The task: Every line below is to be quoted exactly, with nothing added or dropped.

Input data:
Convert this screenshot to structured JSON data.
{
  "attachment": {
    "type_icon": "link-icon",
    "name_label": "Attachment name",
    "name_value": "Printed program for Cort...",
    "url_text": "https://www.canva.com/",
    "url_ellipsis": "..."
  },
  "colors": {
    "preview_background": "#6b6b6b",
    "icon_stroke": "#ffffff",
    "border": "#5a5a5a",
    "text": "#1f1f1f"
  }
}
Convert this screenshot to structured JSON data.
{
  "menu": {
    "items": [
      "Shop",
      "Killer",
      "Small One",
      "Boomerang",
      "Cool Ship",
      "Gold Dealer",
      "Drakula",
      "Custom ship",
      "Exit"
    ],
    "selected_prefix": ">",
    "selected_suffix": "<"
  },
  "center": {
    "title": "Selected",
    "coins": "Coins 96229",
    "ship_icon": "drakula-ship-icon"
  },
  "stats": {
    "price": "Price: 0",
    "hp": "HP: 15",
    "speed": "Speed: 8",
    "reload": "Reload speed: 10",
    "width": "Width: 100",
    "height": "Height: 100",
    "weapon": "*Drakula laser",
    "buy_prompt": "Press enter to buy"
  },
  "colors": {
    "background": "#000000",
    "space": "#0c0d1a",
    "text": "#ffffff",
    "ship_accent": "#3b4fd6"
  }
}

Response:
Convert this screenshot to structured JSON data.
{
  "attachment": {
    "type_icon": "link-icon",
    "name_label": "Attachment name",
    "name_value": "Printed program for Cort...",
    "url_text": "https://www.canva.com/",
    "url_ellipsis": "..."
  },
  "colors": {
    "preview_background": "#6b6b6b",
    "icon_stroke": "#ffffff",
    "border": "#5a5a5a",
    "text": "#1f1f1f"
  }
}
Convert this screenshot to structured JSON data.
{
  "menu": {
    "items": [
      "Shop",
      "Killer",
      "Small One",
      "Boomerang",
      "Cool Ship",
      "Gold Dealer",
      "Drakula",
      "Custom ship",
      "Exit"
    ],
    "selected_prefix": ">",
    "selected_suffix": "<"
  },
  "center": {
    "title": "Selected",
    "coins": "Coins 96229",
    "ship_icon": "drakula-ship-icon"
  },
  "stats": {
    "price": "Price: 0",
    "hp": "HP: 15",
    "speed": "Speed: 8",
    "reload": "Reload speed: 10",
    "width": "Width: 100",
    "height": "Height: 100",
    "weapon": "*Drakula laser",
    "buy_prompt": "Press enter to buy"
  },
  "colors": {
    "background": "#000000",
    "space": "#0c0d1a",
    "text": "#ffffff",
    "ship_accent": "#3b4fd6"
  }
}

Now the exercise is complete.